Records provided:

+++++

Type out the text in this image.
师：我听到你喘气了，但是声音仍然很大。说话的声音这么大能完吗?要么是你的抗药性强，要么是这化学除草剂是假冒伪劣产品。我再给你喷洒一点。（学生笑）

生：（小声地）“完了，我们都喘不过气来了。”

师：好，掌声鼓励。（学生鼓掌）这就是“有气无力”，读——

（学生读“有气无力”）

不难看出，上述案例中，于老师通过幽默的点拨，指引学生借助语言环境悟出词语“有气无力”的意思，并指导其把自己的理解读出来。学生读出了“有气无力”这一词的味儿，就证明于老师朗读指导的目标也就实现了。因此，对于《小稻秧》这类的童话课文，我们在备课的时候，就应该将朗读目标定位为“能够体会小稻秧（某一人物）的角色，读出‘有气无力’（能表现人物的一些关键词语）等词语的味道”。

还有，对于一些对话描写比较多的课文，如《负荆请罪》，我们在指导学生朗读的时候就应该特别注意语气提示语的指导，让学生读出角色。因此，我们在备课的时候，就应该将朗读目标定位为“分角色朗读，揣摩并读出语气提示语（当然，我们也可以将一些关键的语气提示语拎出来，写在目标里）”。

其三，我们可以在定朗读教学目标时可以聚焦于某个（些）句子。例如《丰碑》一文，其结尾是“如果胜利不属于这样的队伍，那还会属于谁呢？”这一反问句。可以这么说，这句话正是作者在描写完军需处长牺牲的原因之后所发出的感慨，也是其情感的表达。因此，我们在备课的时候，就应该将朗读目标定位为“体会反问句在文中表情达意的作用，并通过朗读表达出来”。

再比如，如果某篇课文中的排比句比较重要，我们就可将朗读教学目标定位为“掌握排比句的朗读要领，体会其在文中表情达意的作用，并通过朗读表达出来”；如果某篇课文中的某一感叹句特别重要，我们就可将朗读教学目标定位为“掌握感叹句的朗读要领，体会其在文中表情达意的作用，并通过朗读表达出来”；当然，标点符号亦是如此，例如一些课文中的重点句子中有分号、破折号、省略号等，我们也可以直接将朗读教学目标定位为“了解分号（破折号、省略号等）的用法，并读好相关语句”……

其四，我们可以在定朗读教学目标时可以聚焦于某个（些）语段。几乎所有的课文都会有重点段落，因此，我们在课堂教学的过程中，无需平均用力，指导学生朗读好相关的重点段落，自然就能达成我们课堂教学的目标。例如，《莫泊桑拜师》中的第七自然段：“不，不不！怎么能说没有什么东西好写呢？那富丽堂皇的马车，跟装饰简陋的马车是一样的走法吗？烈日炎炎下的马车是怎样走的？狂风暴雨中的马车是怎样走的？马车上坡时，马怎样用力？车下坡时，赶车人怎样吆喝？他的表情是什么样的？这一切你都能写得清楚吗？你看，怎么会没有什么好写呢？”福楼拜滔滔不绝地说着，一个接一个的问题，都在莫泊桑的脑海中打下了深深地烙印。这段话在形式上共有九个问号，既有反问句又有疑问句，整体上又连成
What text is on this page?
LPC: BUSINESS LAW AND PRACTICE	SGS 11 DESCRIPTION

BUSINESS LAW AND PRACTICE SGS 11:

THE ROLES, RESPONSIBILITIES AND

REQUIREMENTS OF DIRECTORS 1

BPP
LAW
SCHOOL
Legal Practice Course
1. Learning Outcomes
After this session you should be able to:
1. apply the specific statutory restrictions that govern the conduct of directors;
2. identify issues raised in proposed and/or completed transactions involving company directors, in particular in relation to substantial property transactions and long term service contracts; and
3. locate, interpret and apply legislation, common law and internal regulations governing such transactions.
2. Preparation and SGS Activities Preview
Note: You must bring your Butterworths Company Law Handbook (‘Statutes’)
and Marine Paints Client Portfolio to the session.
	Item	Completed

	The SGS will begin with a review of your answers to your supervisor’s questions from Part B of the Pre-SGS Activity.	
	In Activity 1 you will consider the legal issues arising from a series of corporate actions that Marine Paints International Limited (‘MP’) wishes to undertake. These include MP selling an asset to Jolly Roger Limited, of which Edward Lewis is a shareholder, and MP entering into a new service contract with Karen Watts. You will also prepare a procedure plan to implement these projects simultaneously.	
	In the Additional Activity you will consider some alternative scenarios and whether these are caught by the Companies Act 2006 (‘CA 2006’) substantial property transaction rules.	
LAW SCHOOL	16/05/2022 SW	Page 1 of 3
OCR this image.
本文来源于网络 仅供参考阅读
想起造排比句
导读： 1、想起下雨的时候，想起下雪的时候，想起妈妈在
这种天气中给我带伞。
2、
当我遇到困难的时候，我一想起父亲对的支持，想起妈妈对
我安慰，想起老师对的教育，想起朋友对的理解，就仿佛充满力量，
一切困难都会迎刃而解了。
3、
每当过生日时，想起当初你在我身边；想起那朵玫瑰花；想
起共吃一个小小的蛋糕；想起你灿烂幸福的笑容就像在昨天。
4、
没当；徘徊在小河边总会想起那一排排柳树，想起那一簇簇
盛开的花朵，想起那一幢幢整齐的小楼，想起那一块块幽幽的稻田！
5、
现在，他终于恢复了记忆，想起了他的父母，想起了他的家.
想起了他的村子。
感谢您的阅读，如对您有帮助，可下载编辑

+++++

Exercise requirements:
Your task is to quote all of the data word for word.

Exercise solution:
Type out the text in this image.
师：我听到你喘气了，但是声音仍然很大。说话的声音这么大能完吗?要么是你的抗药性强，要么是这化学除草剂是假冒伪劣产品。我再给你喷洒一点。（学生笑）

生：（小声地）“完了，我们都喘不过气来了。”

师：好，掌声鼓励。（学生鼓掌）这就是“有气无力”，读——

（学生读“有气无力”）

不难看出，上述案例中，于老师通过幽默的点拨，指引学生借助语言环境悟出词语“有气无力”的意思，并指导其把自己的理解读出来。学生读出了“有气无力”这一词的味儿，就证明于老师朗读指导的目标也就实现了。因此，对于《小稻秧》这类的童话课文，我们在备课的时候，就应该将朗读目标定位为“能够体会小稻秧（某一人物）的角色，读出‘有气无力’（能表现人物的一些关键词语）等词语的味道”。

还有，对于一些对话描写比较多的课文，如《负荆请罪》，我们在指导学生朗读的时候就应该特别注意语气提示语的指导，让学生读出角色。因此，我们在备课的时候，就应该将朗读目标定位为“分角色朗读，揣摩并读出语气提示语（当然，我们也可以将一些关键的语气提示语拎出来，写在目标里）”。

其三，我们可以在定朗读教学目标时可以聚焦于某个（些）句子。例如《丰碑》一文，其结尾是“如果胜利不属于这样的队伍，那还会属于谁呢？”这一反问句。可以这么说，这句话正是作者在描写完军需处长牺牲的原因之后所发出的感慨，也是其情感的表达。因此，我们在备课的时候，就应该将朗读目标定位为“体会反问句在文中表情达意的作用，并通过朗读表达出来”。

再比如，如果某篇课文中的排比句比较重要，我们就可将朗读教学目标定位为“掌握排比句的朗读要领，体会其在文中表情达意的作用，并通过朗读表达出来”；如果某篇课文中的某一感叹句特别重要，我们就可将朗读教学目标定位为“掌握感叹句的朗读要领，体会其在文中表情达意的作用，并通过朗读表达出来”；当然，标点符号亦是如此，例如一些课文中的重点句子中有分号、破折号、省略号等，我们也可以直接将朗读教学目标定位为“了解分号（破折号、省略号等）的用法，并读好相关语句”……

其四，我们可以在定朗读教学目标时可以聚焦于某个（些）语段。几乎所有的课文都会有重点段落，因此，我们在课堂教学的过程中，无需平均用力，指导学生朗读好相关的重点段落，自然就能达成我们课堂教学的目标。例如，《莫泊桑拜师》中的第七自然段：“不，不不！怎么能说没有什么东西好写呢？那富丽堂皇的马车，跟装饰简陋的马车是一样的走法吗？烈日炎炎下的马车是怎样走的？狂风暴雨中的马车是怎样走的？马车上坡时，马怎样用力？车下坡时，赶车人怎样吆喝？他的表情是什么样的？这一切你都能写得清楚吗？你看，怎么会没有什么好写呢？”福楼拜滔滔不绝地说着，一个接一个的问题，都在莫泊桑的脑海中打下了深深地烙印。这段话在形式上共有九个问号，既有反问句又有疑问句，整体上又连成
What text is on this page?
LPC: BUSINESS LAW AND PRACTICE	SGS 11 DESCRIPTION

BUSINESS LAW AND PRACTICE SGS 11:

THE ROLES, RESPONSIBILITIES AND

REQUIREMENTS OF DIRECTORS 1

BPP
LAW
SCHOOL
Legal Practice Course
1. Learning Outcomes
After this session you should be able to:
1. apply the specific statutory restrictions that govern the conduct of directors;
2. identify issues raised in proposed and/or completed transactions involving company directors, in particular in relation to substantial property transactions and long term service contracts; and
3. locate, interpret and apply legislation, common law and internal regulations governing such transactions.
2. Preparation and SGS Activities Preview
Note: You must bring your Butterworths Company Law Handbook (‘Statutes’)
and Marine Paints Client Portfolio to the session.
	Item	Completed

	The SGS will begin with a review of your answers to your supervisor’s questions from Part B of the Pre-SGS Activity.	
	In Activity 1 you will consider the legal issues arising from a series of corporate actions that Marine Paints International Limited (‘MP’) wishes to undertake. These include MP selling an asset to Jolly Roger Limited, of which Edward Lewis is a shareholder, and MP entering into a new service contract with Karen Watts. You will also prepare a procedure plan to implement these projects simultaneously.	
	In the Additional Activity you will consider some alternative scenarios and whether these are caught by the Companies Act 2006 (‘CA 2006’) substantial property transaction rules.	
LAW SCHOOL	16/05/2022 SW	Page 1 of 3
OCR this image.
本文来源于网络 仅供参考阅读
想起造排比句
导读： 1、想起下雨的时候，想起下雪的时候，想起妈妈在
这种天气中给我带伞。
2、
当我遇到困难的时候，我一想起父亲对的支持，想起妈妈对
我安慰，想起老师对的教育，想起朋友对的理解，就仿佛充满力量，
一切困难都会迎刃而解了。
3、
每当过生日时，想起当初你在我身边；想起那朵玫瑰花；想
起共吃一个小小的蛋糕；想起你灿烂幸福的笑容就像在昨天。
4、
没当；徘徊在小河边总会想起那一排排柳树，想起那一簇簇
盛开的花朵，想起那一幢幢整齐的小楼，想起那一块块幽幽的稻田！
5、
现在，他终于恢复了记忆，想起了他的父母，想起了他的家.
想起了他的村子。
感谢您的阅读，如对您有帮助，可下载编辑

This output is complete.